Stored data:
++++++

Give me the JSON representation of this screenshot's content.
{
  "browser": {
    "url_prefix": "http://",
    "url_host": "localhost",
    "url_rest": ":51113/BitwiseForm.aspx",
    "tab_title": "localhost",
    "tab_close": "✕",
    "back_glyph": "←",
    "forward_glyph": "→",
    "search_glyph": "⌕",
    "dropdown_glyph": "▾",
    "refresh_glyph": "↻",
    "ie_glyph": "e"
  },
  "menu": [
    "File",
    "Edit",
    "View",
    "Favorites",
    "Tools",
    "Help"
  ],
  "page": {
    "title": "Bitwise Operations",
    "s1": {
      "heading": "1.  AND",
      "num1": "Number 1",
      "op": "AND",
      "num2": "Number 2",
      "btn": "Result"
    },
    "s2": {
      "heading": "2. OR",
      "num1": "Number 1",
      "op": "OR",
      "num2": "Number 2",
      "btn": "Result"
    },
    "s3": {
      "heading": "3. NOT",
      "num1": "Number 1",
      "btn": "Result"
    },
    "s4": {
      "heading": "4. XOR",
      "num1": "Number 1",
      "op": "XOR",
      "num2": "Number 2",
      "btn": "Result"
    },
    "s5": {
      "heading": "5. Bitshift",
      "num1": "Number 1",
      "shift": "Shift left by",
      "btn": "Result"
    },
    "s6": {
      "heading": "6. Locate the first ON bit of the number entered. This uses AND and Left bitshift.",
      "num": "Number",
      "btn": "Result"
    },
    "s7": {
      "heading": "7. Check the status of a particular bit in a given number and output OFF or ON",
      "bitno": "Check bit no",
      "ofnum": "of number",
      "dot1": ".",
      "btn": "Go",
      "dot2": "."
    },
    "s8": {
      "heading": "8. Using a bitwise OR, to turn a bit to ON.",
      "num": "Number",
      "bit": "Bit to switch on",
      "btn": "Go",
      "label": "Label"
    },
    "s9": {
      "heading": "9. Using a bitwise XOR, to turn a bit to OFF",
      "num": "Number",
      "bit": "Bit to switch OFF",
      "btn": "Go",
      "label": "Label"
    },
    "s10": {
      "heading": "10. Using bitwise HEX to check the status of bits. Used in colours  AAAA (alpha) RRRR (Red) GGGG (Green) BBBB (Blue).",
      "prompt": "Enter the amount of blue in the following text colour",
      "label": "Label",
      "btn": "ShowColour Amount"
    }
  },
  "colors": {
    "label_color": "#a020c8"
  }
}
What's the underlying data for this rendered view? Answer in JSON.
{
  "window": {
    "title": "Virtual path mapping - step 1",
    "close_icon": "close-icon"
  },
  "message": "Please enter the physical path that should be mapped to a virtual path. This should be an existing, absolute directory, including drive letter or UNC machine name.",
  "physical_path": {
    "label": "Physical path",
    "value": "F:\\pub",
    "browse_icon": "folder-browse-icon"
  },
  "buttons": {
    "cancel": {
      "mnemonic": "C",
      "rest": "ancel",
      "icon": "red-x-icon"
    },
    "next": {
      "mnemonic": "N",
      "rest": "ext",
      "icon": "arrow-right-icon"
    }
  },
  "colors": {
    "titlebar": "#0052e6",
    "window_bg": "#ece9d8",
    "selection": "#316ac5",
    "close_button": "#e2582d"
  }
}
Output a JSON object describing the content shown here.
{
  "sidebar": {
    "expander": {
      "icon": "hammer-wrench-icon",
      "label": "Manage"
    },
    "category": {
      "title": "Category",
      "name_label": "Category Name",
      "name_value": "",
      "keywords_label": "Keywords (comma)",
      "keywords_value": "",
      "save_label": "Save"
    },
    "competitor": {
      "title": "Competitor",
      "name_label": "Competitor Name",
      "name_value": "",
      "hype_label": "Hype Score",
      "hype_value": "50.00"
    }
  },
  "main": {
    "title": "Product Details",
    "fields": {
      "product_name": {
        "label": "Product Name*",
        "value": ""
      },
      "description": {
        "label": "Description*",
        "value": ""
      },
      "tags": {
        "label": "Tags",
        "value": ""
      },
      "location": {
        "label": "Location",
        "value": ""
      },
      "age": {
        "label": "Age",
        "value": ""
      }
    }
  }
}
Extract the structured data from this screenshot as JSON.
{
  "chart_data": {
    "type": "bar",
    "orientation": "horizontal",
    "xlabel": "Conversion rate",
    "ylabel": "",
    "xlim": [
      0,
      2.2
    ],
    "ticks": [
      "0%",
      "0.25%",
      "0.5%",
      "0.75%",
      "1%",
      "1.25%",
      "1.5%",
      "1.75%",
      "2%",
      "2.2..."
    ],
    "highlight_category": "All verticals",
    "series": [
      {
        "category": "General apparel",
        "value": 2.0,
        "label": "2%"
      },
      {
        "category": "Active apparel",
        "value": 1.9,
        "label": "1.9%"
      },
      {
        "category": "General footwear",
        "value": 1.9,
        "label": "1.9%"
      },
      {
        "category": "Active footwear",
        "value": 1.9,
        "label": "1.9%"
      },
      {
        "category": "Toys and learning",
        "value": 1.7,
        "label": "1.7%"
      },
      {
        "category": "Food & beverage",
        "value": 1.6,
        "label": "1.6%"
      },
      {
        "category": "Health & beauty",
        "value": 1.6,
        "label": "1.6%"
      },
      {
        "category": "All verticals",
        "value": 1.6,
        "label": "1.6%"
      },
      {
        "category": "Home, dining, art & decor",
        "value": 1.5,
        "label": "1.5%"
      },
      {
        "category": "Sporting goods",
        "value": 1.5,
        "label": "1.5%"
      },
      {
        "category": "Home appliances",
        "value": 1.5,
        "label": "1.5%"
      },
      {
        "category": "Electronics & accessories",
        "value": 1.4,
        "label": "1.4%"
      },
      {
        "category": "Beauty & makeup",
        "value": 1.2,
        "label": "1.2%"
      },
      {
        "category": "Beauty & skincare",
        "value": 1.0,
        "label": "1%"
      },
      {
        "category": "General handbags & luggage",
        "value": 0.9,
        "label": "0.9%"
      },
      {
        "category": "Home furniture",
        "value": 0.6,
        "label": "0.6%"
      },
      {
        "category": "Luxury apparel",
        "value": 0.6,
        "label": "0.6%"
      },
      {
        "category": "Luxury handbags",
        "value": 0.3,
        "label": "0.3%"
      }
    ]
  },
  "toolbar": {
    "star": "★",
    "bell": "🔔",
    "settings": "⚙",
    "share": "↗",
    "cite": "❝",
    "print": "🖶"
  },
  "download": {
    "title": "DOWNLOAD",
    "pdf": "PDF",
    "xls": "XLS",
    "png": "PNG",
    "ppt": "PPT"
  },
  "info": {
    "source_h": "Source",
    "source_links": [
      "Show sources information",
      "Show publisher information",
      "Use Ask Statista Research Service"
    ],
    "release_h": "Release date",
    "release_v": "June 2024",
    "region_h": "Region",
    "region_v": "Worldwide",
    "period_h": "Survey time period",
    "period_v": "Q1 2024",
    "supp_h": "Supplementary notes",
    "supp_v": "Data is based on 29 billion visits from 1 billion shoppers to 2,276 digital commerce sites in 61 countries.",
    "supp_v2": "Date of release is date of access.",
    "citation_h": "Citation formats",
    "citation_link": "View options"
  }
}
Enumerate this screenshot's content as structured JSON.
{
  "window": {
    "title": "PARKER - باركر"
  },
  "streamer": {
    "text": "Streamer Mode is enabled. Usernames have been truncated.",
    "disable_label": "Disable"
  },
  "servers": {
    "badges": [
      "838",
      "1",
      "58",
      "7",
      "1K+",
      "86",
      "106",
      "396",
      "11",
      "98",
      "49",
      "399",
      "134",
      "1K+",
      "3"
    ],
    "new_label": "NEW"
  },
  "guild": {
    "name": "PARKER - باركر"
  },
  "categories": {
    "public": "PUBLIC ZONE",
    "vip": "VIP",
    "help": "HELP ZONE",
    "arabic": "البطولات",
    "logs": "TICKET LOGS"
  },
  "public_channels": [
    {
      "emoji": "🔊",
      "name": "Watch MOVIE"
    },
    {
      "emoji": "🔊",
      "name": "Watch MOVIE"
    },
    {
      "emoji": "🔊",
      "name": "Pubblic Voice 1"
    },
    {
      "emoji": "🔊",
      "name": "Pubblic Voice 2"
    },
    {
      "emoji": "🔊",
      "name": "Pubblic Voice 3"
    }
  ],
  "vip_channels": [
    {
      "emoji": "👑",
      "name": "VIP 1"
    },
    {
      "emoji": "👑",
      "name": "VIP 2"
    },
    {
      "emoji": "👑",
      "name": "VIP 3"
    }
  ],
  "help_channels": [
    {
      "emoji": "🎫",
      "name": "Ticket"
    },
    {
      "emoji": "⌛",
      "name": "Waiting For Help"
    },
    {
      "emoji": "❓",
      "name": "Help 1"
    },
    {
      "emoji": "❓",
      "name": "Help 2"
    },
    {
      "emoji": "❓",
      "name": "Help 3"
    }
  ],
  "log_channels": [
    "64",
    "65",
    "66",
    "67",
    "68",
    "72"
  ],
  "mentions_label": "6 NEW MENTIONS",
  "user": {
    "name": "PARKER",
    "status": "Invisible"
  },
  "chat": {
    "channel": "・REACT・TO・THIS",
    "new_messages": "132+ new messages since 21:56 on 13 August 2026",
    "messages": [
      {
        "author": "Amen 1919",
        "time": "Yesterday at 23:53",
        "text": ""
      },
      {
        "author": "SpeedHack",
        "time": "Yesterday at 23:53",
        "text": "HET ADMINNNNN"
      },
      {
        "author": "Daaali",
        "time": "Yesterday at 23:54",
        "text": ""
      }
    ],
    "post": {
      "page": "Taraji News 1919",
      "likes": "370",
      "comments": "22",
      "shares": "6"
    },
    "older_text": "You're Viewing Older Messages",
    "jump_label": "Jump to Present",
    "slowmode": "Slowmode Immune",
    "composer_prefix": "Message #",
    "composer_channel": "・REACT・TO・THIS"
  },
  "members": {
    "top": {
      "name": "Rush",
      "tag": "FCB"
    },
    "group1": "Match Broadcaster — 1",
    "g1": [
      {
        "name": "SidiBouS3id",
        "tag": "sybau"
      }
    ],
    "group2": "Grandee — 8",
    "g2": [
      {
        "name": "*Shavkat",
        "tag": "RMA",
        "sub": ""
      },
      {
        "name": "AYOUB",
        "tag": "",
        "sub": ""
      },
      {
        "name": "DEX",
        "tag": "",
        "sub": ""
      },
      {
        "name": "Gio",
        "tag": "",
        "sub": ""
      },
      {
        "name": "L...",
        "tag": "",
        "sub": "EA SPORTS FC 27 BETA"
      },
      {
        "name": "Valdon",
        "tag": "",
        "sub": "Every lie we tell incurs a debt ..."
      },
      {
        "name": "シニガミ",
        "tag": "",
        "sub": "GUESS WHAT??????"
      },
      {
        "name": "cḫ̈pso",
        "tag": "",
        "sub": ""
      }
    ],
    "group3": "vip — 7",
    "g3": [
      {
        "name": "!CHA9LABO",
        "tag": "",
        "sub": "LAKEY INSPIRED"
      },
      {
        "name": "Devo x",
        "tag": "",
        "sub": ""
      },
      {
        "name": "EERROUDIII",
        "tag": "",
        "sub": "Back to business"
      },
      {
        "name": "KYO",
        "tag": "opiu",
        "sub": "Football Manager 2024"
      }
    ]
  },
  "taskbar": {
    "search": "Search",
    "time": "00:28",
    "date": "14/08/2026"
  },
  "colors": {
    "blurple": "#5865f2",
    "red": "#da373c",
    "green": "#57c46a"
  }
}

++++++

● PROBLEM TO WORK ON: Pick out the lines above containing the word "Pubblic", then copy them.

● TASK OUTPUT:
      "name": "Pubblic Voice 1"
      "name": "Pubblic Voice 2"
      "name": "Pubblic Voice 3"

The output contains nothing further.